GIVEN EXERCISE:
With the pictures omitted, write out the entries that follow exactly as they stand.

>>>>

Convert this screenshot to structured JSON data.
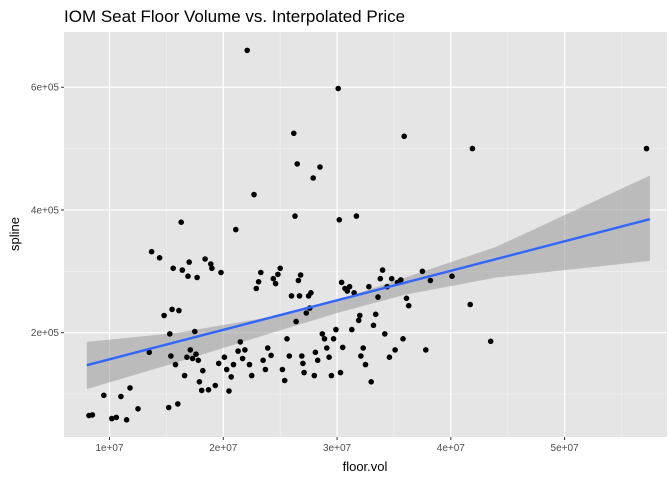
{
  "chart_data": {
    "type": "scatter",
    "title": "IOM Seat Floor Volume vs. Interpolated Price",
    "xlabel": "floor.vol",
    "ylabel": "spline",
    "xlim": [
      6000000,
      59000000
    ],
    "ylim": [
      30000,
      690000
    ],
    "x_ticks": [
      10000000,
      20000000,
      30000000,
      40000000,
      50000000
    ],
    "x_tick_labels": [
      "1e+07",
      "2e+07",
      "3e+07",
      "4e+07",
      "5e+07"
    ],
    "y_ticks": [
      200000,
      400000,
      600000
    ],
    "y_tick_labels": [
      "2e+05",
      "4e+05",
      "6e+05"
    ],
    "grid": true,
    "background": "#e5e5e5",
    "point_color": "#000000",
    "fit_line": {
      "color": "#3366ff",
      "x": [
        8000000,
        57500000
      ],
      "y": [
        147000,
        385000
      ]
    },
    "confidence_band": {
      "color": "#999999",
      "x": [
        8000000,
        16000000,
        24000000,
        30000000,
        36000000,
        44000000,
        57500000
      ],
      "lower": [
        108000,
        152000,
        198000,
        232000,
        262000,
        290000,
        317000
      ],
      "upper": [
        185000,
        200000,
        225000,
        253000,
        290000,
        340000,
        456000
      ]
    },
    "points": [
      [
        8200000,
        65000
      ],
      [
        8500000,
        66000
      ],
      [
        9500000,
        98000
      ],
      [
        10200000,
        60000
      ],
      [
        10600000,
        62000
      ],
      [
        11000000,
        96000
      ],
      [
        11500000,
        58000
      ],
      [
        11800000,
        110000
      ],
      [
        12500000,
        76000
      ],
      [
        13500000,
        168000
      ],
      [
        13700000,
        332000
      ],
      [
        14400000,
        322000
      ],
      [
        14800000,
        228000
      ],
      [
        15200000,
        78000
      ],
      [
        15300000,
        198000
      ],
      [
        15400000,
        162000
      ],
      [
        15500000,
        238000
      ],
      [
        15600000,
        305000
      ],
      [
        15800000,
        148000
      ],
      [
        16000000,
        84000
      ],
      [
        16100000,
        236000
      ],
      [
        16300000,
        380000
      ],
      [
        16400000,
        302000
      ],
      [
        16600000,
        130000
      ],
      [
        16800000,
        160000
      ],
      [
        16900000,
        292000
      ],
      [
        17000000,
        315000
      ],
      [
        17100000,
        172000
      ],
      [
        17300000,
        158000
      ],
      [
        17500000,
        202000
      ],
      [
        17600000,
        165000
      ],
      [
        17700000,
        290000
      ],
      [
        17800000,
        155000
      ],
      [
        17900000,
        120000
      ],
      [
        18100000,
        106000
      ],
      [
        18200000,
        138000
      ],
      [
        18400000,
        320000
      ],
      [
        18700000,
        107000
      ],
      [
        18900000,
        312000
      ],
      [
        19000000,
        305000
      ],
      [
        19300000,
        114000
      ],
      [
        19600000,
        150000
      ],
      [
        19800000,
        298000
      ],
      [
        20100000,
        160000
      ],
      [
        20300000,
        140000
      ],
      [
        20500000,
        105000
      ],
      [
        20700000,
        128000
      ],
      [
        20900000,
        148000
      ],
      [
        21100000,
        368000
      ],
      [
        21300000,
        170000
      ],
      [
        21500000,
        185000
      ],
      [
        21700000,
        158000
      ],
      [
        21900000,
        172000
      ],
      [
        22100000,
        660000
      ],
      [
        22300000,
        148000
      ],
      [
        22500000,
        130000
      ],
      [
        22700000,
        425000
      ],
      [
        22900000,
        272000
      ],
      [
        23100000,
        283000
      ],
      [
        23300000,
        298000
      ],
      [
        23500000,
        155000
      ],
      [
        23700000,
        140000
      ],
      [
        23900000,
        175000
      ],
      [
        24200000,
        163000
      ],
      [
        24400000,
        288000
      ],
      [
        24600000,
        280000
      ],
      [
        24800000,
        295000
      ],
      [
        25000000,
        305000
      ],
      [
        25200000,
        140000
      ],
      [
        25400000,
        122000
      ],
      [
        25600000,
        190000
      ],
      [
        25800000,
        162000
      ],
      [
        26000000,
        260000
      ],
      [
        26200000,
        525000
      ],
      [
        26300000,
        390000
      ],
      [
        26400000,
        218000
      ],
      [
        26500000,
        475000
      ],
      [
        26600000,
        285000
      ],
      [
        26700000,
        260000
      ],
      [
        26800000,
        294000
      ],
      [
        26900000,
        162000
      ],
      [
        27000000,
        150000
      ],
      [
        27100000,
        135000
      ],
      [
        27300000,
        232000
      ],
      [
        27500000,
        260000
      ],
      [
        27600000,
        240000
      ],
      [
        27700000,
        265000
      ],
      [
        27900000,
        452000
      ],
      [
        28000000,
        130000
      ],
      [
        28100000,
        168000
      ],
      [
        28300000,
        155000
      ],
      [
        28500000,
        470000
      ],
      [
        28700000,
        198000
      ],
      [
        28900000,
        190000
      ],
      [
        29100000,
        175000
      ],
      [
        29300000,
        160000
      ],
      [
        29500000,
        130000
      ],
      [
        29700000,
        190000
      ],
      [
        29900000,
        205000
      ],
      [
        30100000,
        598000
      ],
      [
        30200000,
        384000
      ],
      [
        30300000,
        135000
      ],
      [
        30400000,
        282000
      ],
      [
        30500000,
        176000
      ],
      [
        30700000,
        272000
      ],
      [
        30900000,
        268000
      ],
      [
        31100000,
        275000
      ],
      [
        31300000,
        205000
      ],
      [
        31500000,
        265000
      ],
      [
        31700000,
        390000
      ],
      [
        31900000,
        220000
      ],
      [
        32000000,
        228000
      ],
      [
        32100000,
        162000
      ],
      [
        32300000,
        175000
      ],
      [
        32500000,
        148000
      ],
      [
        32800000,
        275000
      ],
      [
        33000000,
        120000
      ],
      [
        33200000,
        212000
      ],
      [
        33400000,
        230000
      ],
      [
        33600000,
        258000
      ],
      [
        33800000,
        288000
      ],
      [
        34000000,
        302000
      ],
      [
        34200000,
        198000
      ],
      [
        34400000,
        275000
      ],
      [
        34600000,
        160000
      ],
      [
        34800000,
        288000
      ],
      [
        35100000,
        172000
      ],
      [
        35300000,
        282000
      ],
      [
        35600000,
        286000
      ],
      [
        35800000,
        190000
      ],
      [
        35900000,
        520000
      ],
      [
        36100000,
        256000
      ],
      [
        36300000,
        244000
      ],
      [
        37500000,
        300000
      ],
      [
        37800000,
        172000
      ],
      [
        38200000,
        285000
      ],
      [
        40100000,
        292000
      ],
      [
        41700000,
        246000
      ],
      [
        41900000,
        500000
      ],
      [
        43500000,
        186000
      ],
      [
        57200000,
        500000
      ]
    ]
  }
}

<<<<

TASK SOLUTION:
Convert this screenshot to structured JSON data.
{
  "chart_data": {
    "type": "scatter",
    "title": "IOM Seat Floor Volume vs. Interpolated Price",
    "xlabel": "floor.vol",
    "ylabel": "spline",
    "xlim": [
      6000000,
      59000000
    ],
    "ylim": [
      30000,
      690000
    ],
    "x_ticks": [
      10000000,
      20000000,
      30000000,
      40000000,
      50000000
    ],
    "x_tick_labels": [
      "1e+07",
      "2e+07",
      "3e+07",
      "4e+07",
      "5e+07"
    ],
    "y_ticks": [
      200000,
      400000,
      600000
    ],
    "y_tick_labels": [
      "2e+05",
      "4e+05",
      "6e+05"
    ],
    "grid": true,
    "background": "#e5e5e5",
    "point_color": "#000000",
    "fit_line": {
      "color": "#3366ff",
      "x": [
        8000000,
        57500000
      ],
      "y": [
        147000,
        385000
      ]
    },
    "confidence_band": {
      "color": "#999999",
      "x": [
        8000000,
        16000000,
        24000000,
        30000000,
        36000000,
        44000000,
        57500000
      ],
      "lower": [
        108000,
        152000,
        198000,
        232000,
        262000,
        290000,
        317000
      ],
      "upper": [
        185000,
        200000,
        225000,
        253000,
        290000,
        340000,
        456000
      ]
    },
    "points": [
      [
        8200000,
        65000
      ],
      [
        8500000,
        66000
      ],
      [
        9500000,
        98000
      ],
      [
        10200000,
        60000
      ],
      [
        10600000,
        62000
      ],
      [
        11000000,
        96000
      ],
      [
        11500000,
        58000
      ],
      [
        11800000,
        110000
      ],
      [
        12500000,
        76000
      ],
      [
        13500000,
        168000
      ],
      [
        13700000,
        332000
      ],
      [
        14400000,
        322000
      ],
      [
        14800000,
        228000
      ],
      [
        15200000,
        78000
      ],
      [
        15300000,
        198000
      ],
      [
        15400000,
        162000
      ],
      [
        15500000,
        238000
      ],
      [
        15600000,
        305000
      ],
      [
        15800000,
        148000
      ],
      [
        16000000,
        84000
      ],
      [
        16100000,
        236000
      ],
      [
        16300000,
        380000
      ],
      [
        16400000,
        302000
      ],
      [
        16600000,
        130000
      ],
      [
        16800000,
        160000
      ],
      [
        16900000,
        292000
      ],
      [
        17000000,
        315000
      ],
      [
        17100000,
        172000
      ],
      [
        17300000,
        158000
      ],
      [
        17500000,
        202000
      ],
      [
        17600000,
        165000
      ],
      [
        17700000,
        290000
      ],
      [
        17800000,
        155000
      ],
      [
        17900000,
        120000
      ],
      [
        18100000,
        106000
      ],
      [
        18200000,
        138000
      ],
      [
        18400000,
        320000
      ],
      [
        18700000,
        107000
      ],
      [
        18900000,
        312000
      ],
      [
        19000000,
        305000
      ],
      [
        19300000,
        114000
      ],
      [
        19600000,
        150000
      ],
      [
        19800000,
        298000
      ],
      [
        20100000,
        160000
      ],
      [
        20300000,
        140000
      ],
      [
        20500000,
        105000
      ],
      [
        20700000,
        128000
      ],
      [
        20900000,
        148000
      ],
      [
        21100000,
        368000
      ],
      [
        21300000,
        170000
      ],
      [
        21500000,
        185000
      ],
      [
        21700000,
        158000
      ],
      [
        21900000,
        172000
      ],
      [
        22100000,
        660000
      ],
      [
        22300000,
        148000
      ],
      [
        22500000,
        130000
      ],
      [
        22700000,
        425000
      ],
      [
        22900000,
        272000
      ],
      [
        23100000,
        283000
      ],
      [
        23300000,
        298000
      ],
      [
        23500000,
        155000
      ],
      [
        23700000,
        140000
      ],
      [
        23900000,
        175000
      ],
      [
        24200000,
        163000
      ],
      [
        24400000,
        288000
      ],
      [
        24600000,
        280000
      ],
      [
        24800000,
        295000
      ],
      [
        25000000,
        305000
      ],
      [
        25200000,
        140000
      ],
      [
        25400000,
        122000
      ],
      [
        25600000,
        190000
      ],
      [
        25800000,
        162000
      ],
      [
        26000000,
        260000
      ],
      [
        26200000,
        525000
      ],
      [
        26300000,
        390000
      ],
      [
        26400000,
        218000
      ],
      [
        26500000,
        475000
      ],
      [
        26600000,
        285000
      ],
      [
        26700000,
        260000
      ],
      [
        26800000,
        294000
      ],
      [
        26900000,
        162000
      ],
      [
        27000000,
        150000
      ],
      [
        27100000,
        135000
      ],
      [
        27300000,
        232000
      ],
      [
        27500000,
        260000
      ],
      [
        27600000,
        240000
      ],
      [
        27700000,
        265000
      ],
      [
        27900000,
        452000
      ],
      [
        28000000,
        130000
      ],
      [
        28100000,
        168000
      ],
      [
        28300000,
        155000
      ],
      [
        28500000,
        470000
      ],
      [
        28700000,
        198000
      ],
      [
        28900000,
        190000
      ],
      [
        29100000,
        175000
      ],
      [
        29300000,
        160000
      ],
      [
        29500000,
        130000
      ],
      [
        29700000,
        190000
      ],
      [
        29900000,
        205000
      ],
      [
        30100000,
        598000
      ],
      [
        30200000,
        384000
      ],
      [
        30300000,
        135000
      ],
      [
        30400000,
        282000
      ],
      [
        30500000,
        176000
      ],
      [
        30700000,
        272000
      ],
      [
        30900000,
        268000
      ],
      [
        31100000,
        275000
      ],
      [
        31300000,
        205000
      ],
      [
        31500000,
        265000
      ],
      [
        31700000,
        390000
      ],
      [
        31900000,
        220000
      ],
      [
        32000000,
        228000
      ],
      [
        32100000,
        162000
      ],
      [
        32300000,
        175000
      ],
      [
        32500000,
        148000
      ],
      [
        32800000,
        275000
      ],
      [
        33000000,
        120000
      ],
      [
        33200000,
        212000
      ],
      [
        33400000,
        230000
      ],
      [
        33600000,
        258000
      ],
      [
        33800000,
        288000
      ],
      [
        34000000,
        302000
      ],
      [
        34200000,
        198000
      ],
      [
        34400000,
        275000
      ],
      [
        34600000,
        160000
      ],
      [
        34800000,
        288000
      ],
      [
        35100000,
        172000
      ],
      [
        35300000,
        282000
      ],
      [
        35600000,
        286000
      ],
      [
        35800000,
        190000
      ],
      [
        35900000,
        520000
      ],
      [
        36100000,
        256000
      ],
      [
        36300000,
        244000
      ],
      [
        37500000,
        300000
      ],
      [
        37800000,
        172000
      ],
      [
        38200000,
        285000
      ],
      [
        40100000,
        292000
      ],
      [
        41700000,
        246000
      ],
      [
        41900000,
        500000
      ],
      [
        43500000,
        186000
      ],
      [
        57200000,
        500000
      ]
    ]
  }
}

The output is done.